Data provided:
········

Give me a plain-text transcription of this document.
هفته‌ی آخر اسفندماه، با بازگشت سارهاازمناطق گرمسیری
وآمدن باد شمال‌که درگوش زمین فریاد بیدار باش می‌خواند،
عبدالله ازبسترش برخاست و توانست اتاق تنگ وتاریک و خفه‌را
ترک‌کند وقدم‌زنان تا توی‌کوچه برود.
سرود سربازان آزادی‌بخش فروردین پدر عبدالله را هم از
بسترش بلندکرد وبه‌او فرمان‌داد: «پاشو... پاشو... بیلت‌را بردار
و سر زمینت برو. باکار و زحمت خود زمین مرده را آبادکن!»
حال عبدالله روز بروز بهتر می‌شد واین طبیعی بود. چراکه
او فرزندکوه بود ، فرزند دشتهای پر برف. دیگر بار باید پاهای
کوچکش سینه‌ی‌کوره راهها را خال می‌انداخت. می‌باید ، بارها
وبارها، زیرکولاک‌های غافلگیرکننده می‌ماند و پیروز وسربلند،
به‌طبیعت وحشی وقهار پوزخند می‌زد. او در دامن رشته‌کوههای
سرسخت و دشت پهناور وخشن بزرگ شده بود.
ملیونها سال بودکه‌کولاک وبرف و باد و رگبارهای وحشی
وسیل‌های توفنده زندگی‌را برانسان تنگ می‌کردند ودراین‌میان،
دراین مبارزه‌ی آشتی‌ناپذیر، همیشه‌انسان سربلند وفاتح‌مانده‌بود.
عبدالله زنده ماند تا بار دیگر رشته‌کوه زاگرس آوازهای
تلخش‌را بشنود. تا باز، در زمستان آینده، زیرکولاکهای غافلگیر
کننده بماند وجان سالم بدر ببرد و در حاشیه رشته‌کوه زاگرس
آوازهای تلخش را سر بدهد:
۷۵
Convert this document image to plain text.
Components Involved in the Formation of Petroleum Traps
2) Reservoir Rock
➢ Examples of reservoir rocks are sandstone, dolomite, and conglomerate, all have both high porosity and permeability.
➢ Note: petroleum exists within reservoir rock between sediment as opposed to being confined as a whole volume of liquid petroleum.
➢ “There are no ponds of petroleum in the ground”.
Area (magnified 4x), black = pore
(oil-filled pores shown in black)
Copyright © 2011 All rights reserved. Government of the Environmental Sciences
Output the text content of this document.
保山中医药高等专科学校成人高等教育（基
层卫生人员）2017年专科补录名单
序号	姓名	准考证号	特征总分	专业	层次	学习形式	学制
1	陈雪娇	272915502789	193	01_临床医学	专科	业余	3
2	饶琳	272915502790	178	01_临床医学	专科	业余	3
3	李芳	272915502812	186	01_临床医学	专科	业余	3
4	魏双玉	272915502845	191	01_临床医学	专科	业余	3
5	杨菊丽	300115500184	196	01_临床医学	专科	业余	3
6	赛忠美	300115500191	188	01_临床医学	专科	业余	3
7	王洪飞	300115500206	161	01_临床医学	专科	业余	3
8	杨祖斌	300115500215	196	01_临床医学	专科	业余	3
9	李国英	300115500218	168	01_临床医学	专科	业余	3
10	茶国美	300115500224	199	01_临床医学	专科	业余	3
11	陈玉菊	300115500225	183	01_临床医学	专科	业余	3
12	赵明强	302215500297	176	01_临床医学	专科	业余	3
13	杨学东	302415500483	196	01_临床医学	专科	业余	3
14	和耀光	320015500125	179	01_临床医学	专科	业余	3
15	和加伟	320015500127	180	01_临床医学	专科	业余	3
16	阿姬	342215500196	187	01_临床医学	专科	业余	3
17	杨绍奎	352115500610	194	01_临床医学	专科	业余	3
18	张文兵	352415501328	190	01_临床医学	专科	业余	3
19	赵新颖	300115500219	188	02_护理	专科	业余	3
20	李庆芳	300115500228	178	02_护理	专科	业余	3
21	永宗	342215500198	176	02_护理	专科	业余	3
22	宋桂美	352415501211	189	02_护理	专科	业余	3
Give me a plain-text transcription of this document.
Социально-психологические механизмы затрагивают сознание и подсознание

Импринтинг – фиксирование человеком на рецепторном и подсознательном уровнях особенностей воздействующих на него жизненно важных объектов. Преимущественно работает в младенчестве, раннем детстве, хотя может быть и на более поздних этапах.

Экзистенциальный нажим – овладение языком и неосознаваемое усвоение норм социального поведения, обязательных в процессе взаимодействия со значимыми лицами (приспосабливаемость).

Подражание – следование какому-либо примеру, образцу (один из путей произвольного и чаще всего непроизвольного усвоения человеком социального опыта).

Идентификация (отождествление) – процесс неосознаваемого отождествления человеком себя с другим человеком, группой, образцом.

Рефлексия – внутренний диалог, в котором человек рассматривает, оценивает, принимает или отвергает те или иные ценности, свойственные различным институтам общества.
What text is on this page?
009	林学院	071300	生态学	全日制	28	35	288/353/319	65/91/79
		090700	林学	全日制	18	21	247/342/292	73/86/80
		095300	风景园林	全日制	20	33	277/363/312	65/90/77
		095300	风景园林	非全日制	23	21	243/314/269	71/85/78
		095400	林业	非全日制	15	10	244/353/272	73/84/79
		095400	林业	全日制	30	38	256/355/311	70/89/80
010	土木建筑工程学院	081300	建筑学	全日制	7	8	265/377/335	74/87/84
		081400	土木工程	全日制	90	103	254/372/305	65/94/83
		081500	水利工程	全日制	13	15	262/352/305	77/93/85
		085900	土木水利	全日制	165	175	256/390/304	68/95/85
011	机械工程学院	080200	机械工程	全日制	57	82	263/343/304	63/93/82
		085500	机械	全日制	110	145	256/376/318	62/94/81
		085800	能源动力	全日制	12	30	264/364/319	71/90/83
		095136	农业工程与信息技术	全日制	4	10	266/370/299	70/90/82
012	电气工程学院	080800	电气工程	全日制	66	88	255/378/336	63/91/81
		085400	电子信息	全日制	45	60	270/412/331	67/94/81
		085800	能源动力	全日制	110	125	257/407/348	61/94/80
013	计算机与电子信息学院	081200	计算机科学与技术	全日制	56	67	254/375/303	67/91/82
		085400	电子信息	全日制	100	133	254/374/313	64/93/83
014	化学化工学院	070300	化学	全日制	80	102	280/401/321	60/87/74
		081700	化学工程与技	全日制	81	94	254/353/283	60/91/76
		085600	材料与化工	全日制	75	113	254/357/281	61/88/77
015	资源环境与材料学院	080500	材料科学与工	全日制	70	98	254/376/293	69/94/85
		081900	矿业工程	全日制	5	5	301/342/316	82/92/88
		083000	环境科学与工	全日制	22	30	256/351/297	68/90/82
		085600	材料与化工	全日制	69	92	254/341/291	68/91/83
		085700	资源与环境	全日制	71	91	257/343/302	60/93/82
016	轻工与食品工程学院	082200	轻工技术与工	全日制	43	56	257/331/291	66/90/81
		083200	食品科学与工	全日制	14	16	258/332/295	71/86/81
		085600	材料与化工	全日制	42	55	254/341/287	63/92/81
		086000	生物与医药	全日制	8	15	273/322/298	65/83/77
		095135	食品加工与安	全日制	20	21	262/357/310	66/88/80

········

Problem requirements:
Write out the entries in full, exactly as given.

Answer below:
Give me a plain-text transcription of this document.
هفته‌ی آخر اسفندماه، با بازگشت سارهاازمناطق گرمسیری
وآمدن باد شمال‌که درگوش زمین فریاد بیدار باش می‌خواند،
عبدالله ازبسترش برخاست و توانست اتاق تنگ وتاریک و خفه‌را
ترک‌کند وقدم‌زنان تا توی‌کوچه برود.
سرود سربازان آزادی‌بخش فروردین پدر عبدالله را هم از
بسترش بلندکرد وبه‌او فرمان‌داد: «پاشو... پاشو... بیلت‌را بردار
و سر زمینت برو. باکار و زحمت خود زمین مرده را آبادکن!»
حال عبدالله روز بروز بهتر می‌شد واین طبیعی بود. چراکه
او فرزندکوه بود ، فرزند دشتهای پر برف. دیگر بار باید پاهای
کوچکش سینه‌ی‌کوره راهها را خال می‌انداخت. می‌باید ، بارها
وبارها، زیرکولاک‌های غافلگیرکننده می‌ماند و پیروز وسربلند،
به‌طبیعت وحشی وقهار پوزخند می‌زد. او در دامن رشته‌کوههای
سرسخت و دشت پهناور وخشن بزرگ شده بود.
ملیونها سال بودکه‌کولاک وبرف و باد و رگبارهای وحشی
وسیل‌های توفنده زندگی‌را برانسان تنگ می‌کردند ودراین‌میان،
دراین مبارزه‌ی آشتی‌ناپذیر، همیشه‌انسان سربلند وفاتح‌مانده‌بود.
عبدالله زنده ماند تا بار دیگر رشته‌کوه زاگرس آوازهای
تلخش‌را بشنود. تا باز، در زمستان آینده، زیرکولاکهای غافلگیر
کننده بماند وجان سالم بدر ببرد و در حاشیه رشته‌کوه زاگرس
آوازهای تلخش را سر بدهد:
۷۵
Convert this document image to plain text.
Components Involved in the Formation of Petroleum Traps
2) Reservoir Rock
➢ Examples of reservoir rocks are sandstone, dolomite, and conglomerate, all have both high porosity and permeability.
➢ Note: petroleum exists within reservoir rock between sediment as opposed to being confined as a whole volume of liquid petroleum.
➢ “There are no ponds of petroleum in the ground”.
Area (magnified 4x), black = pore
(oil-filled pores shown in black)
Copyright © 2011 All rights reserved. Government of the Environmental Sciences
Output the text content of this document.
保山中医药高等专科学校成人高等教育（基
层卫生人员）2017年专科补录名单
序号	姓名	准考证号	特征总分	专业	层次	学习形式	学制
1	陈雪娇	272915502789	193	01_临床医学	专科	业余	3
2	饶琳	272915502790	178	01_临床医学	专科	业余	3
3	李芳	272915502812	186	01_临床医学	专科	业余	3
4	魏双玉	272915502845	191	01_临床医学	专科	业余	3
5	杨菊丽	300115500184	196	01_临床医学	专科	业余	3
6	赛忠美	300115500191	188	01_临床医学	专科	业余	3
7	王洪飞	300115500206	161	01_临床医学	专科	业余	3
8	杨祖斌	300115500215	196	01_临床医学	专科	业余	3
9	李国英	300115500218	168	01_临床医学	专科	业余	3
10	茶国美	300115500224	199	01_临床医学	专科	业余	3
11	陈玉菊	300115500225	183	01_临床医学	专科	业余	3
12	赵明强	302215500297	176	01_临床医学	专科	业余	3
13	杨学东	302415500483	196	01_临床医学	专科	业余	3
14	和耀光	320015500125	179	01_临床医学	专科	业余	3
15	和加伟	320015500127	180	01_临床医学	专科	业余	3
16	阿姬	342215500196	187	01_临床医学	专科	业余	3
17	杨绍奎	352115500610	194	01_临床医学	专科	业余	3
18	张文兵	352415501328	190	01_临床医学	专科	业余	3
19	赵新颖	300115500219	188	02_护理	专科	业余	3
20	李庆芳	300115500228	178	02_护理	专科	业余	3
21	永宗	342215500198	176	02_护理	专科	业余	3
22	宋桂美	352415501211	189	02_护理	专科	业余	3
Give me a plain-text transcription of this document.
Социально-психологические механизмы затрагивают сознание и подсознание

Импринтинг – фиксирование человеком на рецепторном и подсознательном уровнях особенностей воздействующих на него жизненно важных объектов. Преимущественно работает в младенчестве, раннем детстве, хотя может быть и на более поздних этапах.

Экзистенциальный нажим – овладение языком и неосознаваемое усвоение норм социального поведения, обязательных в процессе взаимодействия со значимыми лицами (приспосабливаемость).

Подражание – следование какому-либо примеру, образцу (один из путей произвольного и чаще всего непроизвольного усвоения человеком социального опыта).

Идентификация (отождествление) – процесс неосознаваемого отождествления человеком себя с другим человеком, группой, образцом.

Рефлексия – внутренний диалог, в котором человек рассматривает, оценивает, принимает или отвергает те или иные ценности, свойственные различным институтам общества.
What text is on this page?
009	林学院	071300	生态学	全日制	28	35	288/353/319	65/91/79
		090700	林学	全日制	18	21	247/342/292	73/86/80
		095300	风景园林	全日制	20	33	277/363/312	65/90/77
		095300	风景园林	非全日制	23	21	243/314/269	71/85/78
		095400	林业	非全日制	15	10	244/353/272	73/84/79
		095400	林业	全日制	30	38	256/355/311	70/89/80
010	土木建筑工程学院	081300	建筑学	全日制	7	8	265/377/335	74/87/84
		081400	土木工程	全日制	90	103	254/372/305	65/94/83
		081500	水利工程	全日制	13	15	262/352/305	77/93/85
		085900	土木水利	全日制	165	175	256/390/304	68/95/85
011	机械工程学院	080200	机械工程	全日制	57	82	263/343/304	63/93/82
		085500	机械	全日制	110	145	256/376/318	62/94/81
		085800	能源动力	全日制	12	30	264/364/319	71/90/83
		095136	农业工程与信息技术	全日制	4	10	266/370/299	70/90/82
012	电气工程学院	080800	电气工程	全日制	66	88	255/378/336	63/91/81
		085400	电子信息	全日制	45	60	270/412/331	67/94/81
		085800	能源动力	全日制	110	125	257/407/348	61/94/80
013	计算机与电子信息学院	081200	计算机科学与技术	全日制	56	67	254/375/303	67/91/82
		085400	电子信息	全日制	100	133	254/374/313	64/93/83
014	化学化工学院	070300	化学	全日制	80	102	280/401/321	60/87/74
		081700	化学工程与技	全日制	81	94	254/353/283	60/91/76
		085600	材料与化工	全日制	75	113	254/357/281	61/88/77
015	资源环境与材料学院	080500	材料科学与工	全日制	70	98	254/376/293	69/94/85
		081900	矿业工程	全日制	5	5	301/342/316	82/92/88
		083000	环境科学与工	全日制	22	30	256/351/297	68/90/82
		085600	材料与化工	全日制	69	92	254/341/291	68/91/83
		085700	资源与环境	全日制	71	91	257/343/302	60/93/82
016	轻工与食品工程学院	082200	轻工技术与工	全日制	43	56	257/331/291	66/90/81
		083200	食品科学与工	全日制	14	16	258/332/295	71/86/81
		085600	材料与化工	全日制	42	55	254/341/287	63/92/81
		086000	生物与医药	全日制	8	15	273/322/298	65/83/77
		095135	食品加工与安	全日制	20	21	262/357/310	66/88/80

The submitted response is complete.